EXERCISE INSTRUCTIONS: What follows is a set of records; restate each one word for word and drop the pictures.

[begin ENTRIES SHOWN]

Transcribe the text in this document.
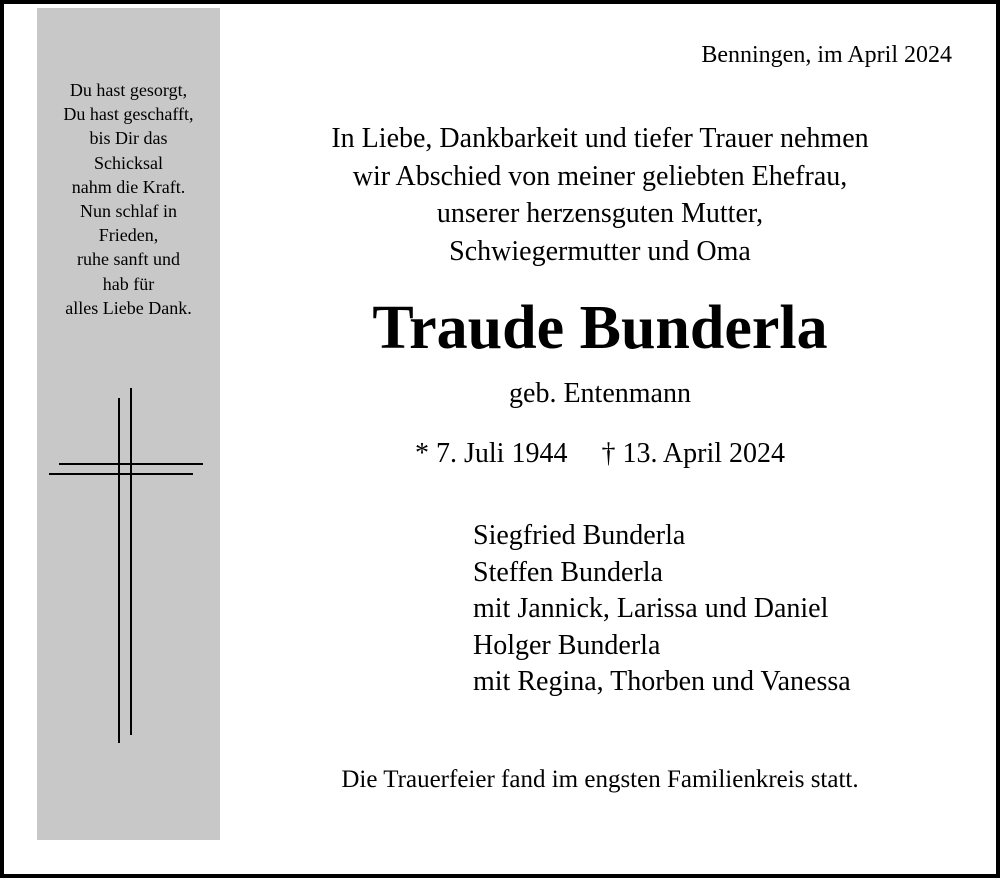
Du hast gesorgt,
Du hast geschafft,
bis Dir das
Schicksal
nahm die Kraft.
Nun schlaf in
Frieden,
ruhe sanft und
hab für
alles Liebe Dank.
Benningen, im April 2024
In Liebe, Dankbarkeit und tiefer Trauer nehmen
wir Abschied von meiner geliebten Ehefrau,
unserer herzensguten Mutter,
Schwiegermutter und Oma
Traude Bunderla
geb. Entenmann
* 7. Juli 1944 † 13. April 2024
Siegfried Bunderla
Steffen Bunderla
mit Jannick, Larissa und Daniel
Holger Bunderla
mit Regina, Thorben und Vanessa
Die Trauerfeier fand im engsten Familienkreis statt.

[end ENTRIES SHOWN]

EXERCISE OUTPUT:
Transcribe the text in this document.
Du hast gesorgt,
Du hast geschafft,
bis Dir das
Schicksal
nahm die Kraft.
Nun schlaf in
Frieden,
ruhe sanft und
hab für
alles Liebe Dank.
Benningen, im April 2024
In Liebe, Dankbarkeit und tiefer Trauer nehmen
wir Abschied von meiner geliebten Ehefrau,
unserer herzensguten Mutter,
Schwiegermutter und Oma
Traude Bunderla
geb. Entenmann
* 7. Juli 1944 † 13. April 2024
Siegfried Bunderla
Steffen Bunderla
mit Jannick, Larissa und Daniel
Holger Bunderla
mit Regina, Thorben und Vanessa
Die Trauerfeier fand im engsten Familienkreis statt.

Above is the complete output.